Lines of data
<<<<

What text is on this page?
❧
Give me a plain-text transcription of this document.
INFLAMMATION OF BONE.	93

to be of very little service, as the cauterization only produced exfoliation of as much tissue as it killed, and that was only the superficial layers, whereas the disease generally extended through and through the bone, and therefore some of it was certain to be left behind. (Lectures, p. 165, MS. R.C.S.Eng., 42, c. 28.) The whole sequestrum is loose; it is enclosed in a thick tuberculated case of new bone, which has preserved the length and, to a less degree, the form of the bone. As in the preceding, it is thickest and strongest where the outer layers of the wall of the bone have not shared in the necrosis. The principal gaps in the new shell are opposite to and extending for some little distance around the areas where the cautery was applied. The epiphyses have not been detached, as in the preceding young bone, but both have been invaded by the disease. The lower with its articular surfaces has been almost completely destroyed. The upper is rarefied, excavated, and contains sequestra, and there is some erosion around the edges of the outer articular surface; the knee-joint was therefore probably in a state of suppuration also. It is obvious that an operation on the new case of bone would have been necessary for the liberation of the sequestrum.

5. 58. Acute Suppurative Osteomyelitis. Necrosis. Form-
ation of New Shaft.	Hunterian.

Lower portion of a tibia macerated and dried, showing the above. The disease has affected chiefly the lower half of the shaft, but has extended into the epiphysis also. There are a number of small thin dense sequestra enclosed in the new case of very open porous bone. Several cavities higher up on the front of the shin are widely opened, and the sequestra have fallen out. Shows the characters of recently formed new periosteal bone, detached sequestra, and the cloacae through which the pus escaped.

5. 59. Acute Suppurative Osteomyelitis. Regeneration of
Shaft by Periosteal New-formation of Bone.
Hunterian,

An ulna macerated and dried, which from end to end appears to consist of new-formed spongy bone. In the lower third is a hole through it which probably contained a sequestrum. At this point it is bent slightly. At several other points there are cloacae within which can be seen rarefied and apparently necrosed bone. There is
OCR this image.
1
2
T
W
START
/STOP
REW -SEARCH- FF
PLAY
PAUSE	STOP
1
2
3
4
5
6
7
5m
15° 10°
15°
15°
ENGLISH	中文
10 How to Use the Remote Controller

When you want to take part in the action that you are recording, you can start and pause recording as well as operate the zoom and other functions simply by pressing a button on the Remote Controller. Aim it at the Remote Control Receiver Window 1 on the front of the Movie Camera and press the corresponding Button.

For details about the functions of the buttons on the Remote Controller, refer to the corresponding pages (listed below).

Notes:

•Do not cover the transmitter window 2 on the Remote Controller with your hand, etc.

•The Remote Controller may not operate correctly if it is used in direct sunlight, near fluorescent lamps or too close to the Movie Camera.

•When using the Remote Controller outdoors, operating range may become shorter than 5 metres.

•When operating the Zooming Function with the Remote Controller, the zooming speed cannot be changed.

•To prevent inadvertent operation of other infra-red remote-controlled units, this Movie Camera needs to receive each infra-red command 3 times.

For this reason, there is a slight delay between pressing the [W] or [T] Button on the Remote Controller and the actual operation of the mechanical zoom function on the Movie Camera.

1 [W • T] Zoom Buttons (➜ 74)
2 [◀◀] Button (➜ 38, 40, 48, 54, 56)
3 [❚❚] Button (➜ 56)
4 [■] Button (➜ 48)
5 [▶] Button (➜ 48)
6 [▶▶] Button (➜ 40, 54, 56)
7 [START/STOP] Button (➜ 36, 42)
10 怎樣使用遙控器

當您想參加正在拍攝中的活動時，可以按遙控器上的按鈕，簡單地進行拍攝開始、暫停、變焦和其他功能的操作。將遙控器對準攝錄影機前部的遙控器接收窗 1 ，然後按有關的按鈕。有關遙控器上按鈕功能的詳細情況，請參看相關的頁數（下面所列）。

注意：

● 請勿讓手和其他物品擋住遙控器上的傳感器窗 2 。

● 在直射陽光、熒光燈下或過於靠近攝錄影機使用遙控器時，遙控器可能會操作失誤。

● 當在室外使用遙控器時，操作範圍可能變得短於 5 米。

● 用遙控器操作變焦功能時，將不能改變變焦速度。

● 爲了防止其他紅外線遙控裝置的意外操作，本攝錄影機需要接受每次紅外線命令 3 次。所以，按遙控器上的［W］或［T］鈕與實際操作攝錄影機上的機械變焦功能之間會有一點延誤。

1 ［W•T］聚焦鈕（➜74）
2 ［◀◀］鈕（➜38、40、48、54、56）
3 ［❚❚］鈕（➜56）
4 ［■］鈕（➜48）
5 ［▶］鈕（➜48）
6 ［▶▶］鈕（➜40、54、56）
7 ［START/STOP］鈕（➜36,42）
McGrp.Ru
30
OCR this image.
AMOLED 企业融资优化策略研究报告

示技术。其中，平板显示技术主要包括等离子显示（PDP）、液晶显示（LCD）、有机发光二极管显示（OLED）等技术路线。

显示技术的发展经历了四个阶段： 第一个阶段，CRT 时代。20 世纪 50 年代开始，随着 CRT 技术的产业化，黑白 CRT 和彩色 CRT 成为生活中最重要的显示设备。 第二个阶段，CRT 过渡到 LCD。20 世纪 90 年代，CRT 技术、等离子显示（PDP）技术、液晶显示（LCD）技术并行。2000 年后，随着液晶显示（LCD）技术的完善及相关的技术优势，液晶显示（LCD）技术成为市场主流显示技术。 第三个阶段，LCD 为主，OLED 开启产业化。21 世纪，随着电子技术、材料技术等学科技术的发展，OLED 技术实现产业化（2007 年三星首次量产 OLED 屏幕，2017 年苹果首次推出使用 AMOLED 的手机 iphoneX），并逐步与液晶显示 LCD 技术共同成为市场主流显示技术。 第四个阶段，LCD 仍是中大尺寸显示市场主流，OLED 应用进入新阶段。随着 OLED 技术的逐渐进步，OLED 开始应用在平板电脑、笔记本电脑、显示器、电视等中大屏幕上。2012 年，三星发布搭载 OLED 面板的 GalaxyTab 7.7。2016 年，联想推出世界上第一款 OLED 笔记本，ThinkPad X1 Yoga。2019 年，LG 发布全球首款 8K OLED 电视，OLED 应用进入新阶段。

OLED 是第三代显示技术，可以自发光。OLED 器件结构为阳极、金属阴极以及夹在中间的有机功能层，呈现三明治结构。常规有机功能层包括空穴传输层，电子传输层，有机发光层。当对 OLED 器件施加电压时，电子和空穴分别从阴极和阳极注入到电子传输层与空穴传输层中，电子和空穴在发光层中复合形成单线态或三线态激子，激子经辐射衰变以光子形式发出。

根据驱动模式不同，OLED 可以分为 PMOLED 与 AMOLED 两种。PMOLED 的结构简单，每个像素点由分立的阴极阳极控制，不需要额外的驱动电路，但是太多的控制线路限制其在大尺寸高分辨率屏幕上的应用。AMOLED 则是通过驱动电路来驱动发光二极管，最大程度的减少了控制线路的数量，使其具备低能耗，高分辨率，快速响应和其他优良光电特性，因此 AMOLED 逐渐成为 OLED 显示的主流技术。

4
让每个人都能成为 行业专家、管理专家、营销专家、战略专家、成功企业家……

>>>>

**Aim:** Every entry should be printed again exactly as written.

**Finished answer:**
What text is on this page?
❧
Give me a plain-text transcription of this document.
INFLAMMATION OF BONE.	93

to be of very little service, as the cauterization only produced exfoliation of as much tissue as it killed, and that was only the superficial layers, whereas the disease generally extended through and through the bone, and therefore some of it was certain to be left behind. (Lectures, p. 165, MS. R.C.S.Eng., 42, c. 28.) The whole sequestrum is loose; it is enclosed in a thick tuberculated case of new bone, which has preserved the length and, to a less degree, the form of the bone. As in the preceding, it is thickest and strongest where the outer layers of the wall of the bone have not shared in the necrosis. The principal gaps in the new shell are opposite to and extending for some little distance around the areas where the cautery was applied. The epiphyses have not been detached, as in the preceding young bone, but both have been invaded by the disease. The lower with its articular surfaces has been almost completely destroyed. The upper is rarefied, excavated, and contains sequestra, and there is some erosion around the edges of the outer articular surface; the knee-joint was therefore probably in a state of suppuration also. It is obvious that an operation on the new case of bone would have been necessary for the liberation of the sequestrum.

5. 58. Acute Suppurative Osteomyelitis. Necrosis. Form-
ation of New Shaft.	Hunterian.

Lower portion of a tibia macerated and dried, showing the above. The disease has affected chiefly the lower half of the shaft, but has extended into the epiphysis also. There are a number of small thin dense sequestra enclosed in the new case of very open porous bone. Several cavities higher up on the front of the shin are widely opened, and the sequestra have fallen out. Shows the characters of recently formed new periosteal bone, detached sequestra, and the cloacae through which the pus escaped.

5. 59. Acute Suppurative Osteomyelitis. Regeneration of
Shaft by Periosteal New-formation of Bone.
Hunterian,

An ulna macerated and dried, which from end to end appears to consist of new-formed spongy bone. In the lower third is a hole through it which probably contained a sequestrum. At this point it is bent slightly. At several other points there are cloacae within which can be seen rarefied and apparently necrosed bone. There is
OCR this image.
1
2
T
W
START
/STOP
REW -SEARCH- FF
PLAY
PAUSE	STOP
1
2
3
4
5
6
7
5m
15° 10°
15°
15°
ENGLISH	中文
10 How to Use the Remote Controller

When you want to take part in the action that you are recording, you can start and pause recording as well as operate the zoom and other functions simply by pressing a button on the Remote Controller. Aim it at the Remote Control Receiver Window 1 on the front of the Movie Camera and press the corresponding Button.

For details about the functions of the buttons on the Remote Controller, refer to the corresponding pages (listed below).

Notes:

•Do not cover the transmitter window 2 on the Remote Controller with your hand, etc.

•The Remote Controller may not operate correctly if it is used in direct sunlight, near fluorescent lamps or too close to the Movie Camera.

•When using the Remote Controller outdoors, operating range may become shorter than 5 metres.

•When operating the Zooming Function with the Remote Controller, the zooming speed cannot be changed.

•To prevent inadvertent operation of other infra-red remote-controlled units, this Movie Camera needs to receive each infra-red command 3 times.

For this reason, there is a slight delay between pressing the [W] or [T] Button on the Remote Controller and the actual operation of the mechanical zoom function on the Movie Camera.

1 [W • T] Zoom Buttons (➜ 74)
2 [◀◀] Button (➜ 38, 40, 48, 54, 56)
3 [❚❚] Button (➜ 56)
4 [■] Button (➜ 48)
5 [▶] Button (➜ 48)
6 [▶▶] Button (➜ 40, 54, 56)
7 [START/STOP] Button (➜ 36, 42)
10 怎樣使用遙控器

當您想參加正在拍攝中的活動時，可以按遙控器上的按鈕，簡單地進行拍攝開始、暫停、變焦和其他功能的操作。將遙控器對準攝錄影機前部的遙控器接收窗 1 ，然後按有關的按鈕。有關遙控器上按鈕功能的詳細情況，請參看相關的頁數（下面所列）。

注意：

● 請勿讓手和其他物品擋住遙控器上的傳感器窗 2 。

● 在直射陽光、熒光燈下或過於靠近攝錄影機使用遙控器時，遙控器可能會操作失誤。

● 當在室外使用遙控器時，操作範圍可能變得短於 5 米。

● 用遙控器操作變焦功能時，將不能改變變焦速度。

● 爲了防止其他紅外線遙控裝置的意外操作，本攝錄影機需要接受每次紅外線命令 3 次。所以，按遙控器上的［W］或［T］鈕與實際操作攝錄影機上的機械變焦功能之間會有一點延誤。

1 ［W•T］聚焦鈕（➜74）
2 ［◀◀］鈕（➜38、40、48、54、56）
3 ［❚❚］鈕（➜56）
4 ［■］鈕（➜48）
5 ［▶］鈕（➜48）
6 ［▶▶］鈕（➜40、54、56）
7 ［START/STOP］鈕（➜36,42）
McGrp.Ru
30
OCR this image.
AMOLED 企业融资优化策略研究报告

示技术。其中，平板显示技术主要包括等离子显示（PDP）、液晶显示（LCD）、有机发光二极管显示（OLED）等技术路线。

显示技术的发展经历了四个阶段： 第一个阶段，CRT 时代。20 世纪 50 年代开始，随着 CRT 技术的产业化，黑白 CRT 和彩色 CRT 成为生活中最重要的显示设备。 第二个阶段，CRT 过渡到 LCD。20 世纪 90 年代，CRT 技术、等离子显示（PDP）技术、液晶显示（LCD）技术并行。2000 年后，随着液晶显示（LCD）技术的完善及相关的技术优势，液晶显示（LCD）技术成为市场主流显示技术。 第三个阶段，LCD 为主，OLED 开启产业化。21 世纪，随着电子技术、材料技术等学科技术的发展，OLED 技术实现产业化（2007 年三星首次量产 OLED 屏幕，2017 年苹果首次推出使用 AMOLED 的手机 iphoneX），并逐步与液晶显示 LCD 技术共同成为市场主流显示技术。 第四个阶段，LCD 仍是中大尺寸显示市场主流，OLED 应用进入新阶段。随着 OLED 技术的逐渐进步，OLED 开始应用在平板电脑、笔记本电脑、显示器、电视等中大屏幕上。2012 年，三星发布搭载 OLED 面板的 GalaxyTab 7.7。2016 年，联想推出世界上第一款 OLED 笔记本，ThinkPad X1 Yoga。2019 年，LG 发布全球首款 8K OLED 电视，OLED 应用进入新阶段。

OLED 是第三代显示技术，可以自发光。OLED 器件结构为阳极、金属阴极以及夹在中间的有机功能层，呈现三明治结构。常规有机功能层包括空穴传输层，电子传输层，有机发光层。当对 OLED 器件施加电压时，电子和空穴分别从阴极和阳极注入到电子传输层与空穴传输层中，电子和空穴在发光层中复合形成单线态或三线态激子，激子经辐射衰变以光子形式发出。

根据驱动模式不同，OLED 可以分为 PMOLED 与 AMOLED 两种。PMOLED 的结构简单，每个像素点由分立的阴极阳极控制，不需要额外的驱动电路，但是太多的控制线路限制其在大尺寸高分辨率屏幕上的应用。AMOLED 则是通过驱动电路来驱动发光二极管，最大程度的减少了控制线路的数量，使其具备低能耗，高分辨率，快速响应和其他优良光电特性，因此 AMOLED 逐渐成为 OLED 显示的主流技术。

4
让每个人都能成为 行业专家、管理专家、营销专家、战略专家、成功企业家……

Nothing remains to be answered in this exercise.